WORK INSTRUCTIONS.
a. Answer these questions about the passage on socialists and the Democratic Party:
(i) Who was Peter Camejo's opponent in the second debate?
(ii) What does Breitman mean by "work in"?
(iii) According to Breitman, who makes up most of the Democratic Party's supporters?
b. How would you sum up the passage on socialists and the Democratic Party in two sentences?

Despite this history and the example of figures like Debs and Cannon, many on the radical left in the US have not been convinced of the need to function independently as a class. Many reformist socialists, and even some who consider themselves Marxists, have advocated for working inside the Democratic Party and voting for its candidates. In their mind socialists must support even bourgeois candidates if they are the “lesser of the two evils” on the ballot. The following two short excerpts were taken from debates between socialists who supported and opposed this “lesser evil” argument. The first debate was between George Breitman and the trade unionist Carl Haessler, the second was between Peter Camejo and the influential Democratic-Socialist thinker Michael Harrington. In both debates, Camejo and Breitman explained why the “lesser evil” argument leads working class people into the fold of their class enemy, and prevents them from ever building independent organizations of their own class. Reliant on the forces of the bourgeoisie and without its own organizations, the working class cannot take power in its own name and build socialism. Despite their age, these speeches given by Breitman and Camejo remain cogent and powerful arguments for class independence and against “lesser evilism.”
Should Socialists Work Inside the Democratic Party?
George Breitman – 1959
I shall begin defining what I have in mind by the terms “progressive,” “work in,” and “Democratic Party.” By “progressive” I mean two things: First, the great social forces that have the power to decide the future: the working class and its allies, the working farmers, the Negro people, and the youth. Second, I have in mind the smaller, radical groups and individuals who are repelled by the capitalist system, as its anarchy, militarism, depressions, regimentation, inequality, and debasement of human and cultural values, and who favor the replacement of this system by one based on cooperation. planning, brotherhood, and promotion of the interests of the majority. In short, I use the term “progressive” for those who are pro-labor or anticapitalist, who are antiwar, antifascist, and anti-Jim Crow. prosocialist.
By “work in” I mean belong to, become a member of, vote for, support, or endorse.
Now, about the nature of the Democratic Party. Socialists say that political parties represent, express, reflect class interests. This doesn’t mean that parties necessarily say they represent class interests; nor that all their members think they do; nor even that all their members come from the same class. (The truth of this proposition doesn’t depend on what socialists say or what anti-socialist say. It can be tested by facts, the evidence of history, objective analysis.)
When socialists say the Democratic Party is a capitalist party, they don’t mean that most of its members are capitalists. Obviously not. If the capitalists had to depend on their own numbers, they couldn’t elect a justice of the peace for they are a tiny part of the population. Actually, most supporters of the Democratic Party are workers, farmers, and members of the middle classes. But they aren’t the ones who decide the real aims of the party.

Element and region data

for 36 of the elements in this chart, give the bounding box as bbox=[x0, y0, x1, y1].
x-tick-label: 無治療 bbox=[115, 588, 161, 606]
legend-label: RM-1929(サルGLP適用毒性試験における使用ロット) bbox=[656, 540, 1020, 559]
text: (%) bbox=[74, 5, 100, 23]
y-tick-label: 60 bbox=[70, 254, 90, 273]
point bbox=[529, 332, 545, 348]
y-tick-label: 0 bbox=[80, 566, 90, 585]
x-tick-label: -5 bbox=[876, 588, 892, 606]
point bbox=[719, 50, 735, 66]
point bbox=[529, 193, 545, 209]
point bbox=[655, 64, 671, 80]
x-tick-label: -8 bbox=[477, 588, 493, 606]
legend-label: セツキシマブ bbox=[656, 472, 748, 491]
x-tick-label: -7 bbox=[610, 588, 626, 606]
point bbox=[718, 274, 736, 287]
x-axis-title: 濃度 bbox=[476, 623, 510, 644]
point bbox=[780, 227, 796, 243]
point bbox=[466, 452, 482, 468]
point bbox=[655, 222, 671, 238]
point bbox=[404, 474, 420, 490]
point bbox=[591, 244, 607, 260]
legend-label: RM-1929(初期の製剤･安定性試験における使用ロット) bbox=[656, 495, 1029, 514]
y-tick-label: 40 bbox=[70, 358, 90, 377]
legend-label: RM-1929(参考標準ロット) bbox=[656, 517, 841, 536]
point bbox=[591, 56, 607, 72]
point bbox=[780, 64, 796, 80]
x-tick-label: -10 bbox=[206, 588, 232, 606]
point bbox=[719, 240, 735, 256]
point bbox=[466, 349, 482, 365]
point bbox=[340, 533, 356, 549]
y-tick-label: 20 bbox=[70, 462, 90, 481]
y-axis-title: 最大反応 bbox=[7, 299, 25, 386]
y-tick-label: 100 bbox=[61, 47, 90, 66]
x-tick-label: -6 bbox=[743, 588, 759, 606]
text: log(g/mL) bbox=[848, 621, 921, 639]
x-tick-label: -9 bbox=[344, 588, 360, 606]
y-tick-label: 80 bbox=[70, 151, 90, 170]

SOLUTION LIST.
a.
(i) Michael Harrington, described as an influential Democratic-Socialist thinker.
(ii) To belong to, become a member of, vote for, support, or endorse.
(iii) Workers, farmers, and members of the middle classes.

b. The passage introduces excerpts from two debates, George Breitman against Carl Haessler and Peter Camejo against Michael Harrington, in which Breitman and Camejo argued that the "lesser evil" case for voting for Democratic candidates leads working people into the fold of their class enemy and keeps them from building independent organizations. In the 1959 excerpt, Breitman defines "progressive" and "work in" and argues that the Democratic Party is a capitalist party even though most of its supporters are workers, farmers, and members of the middle classes.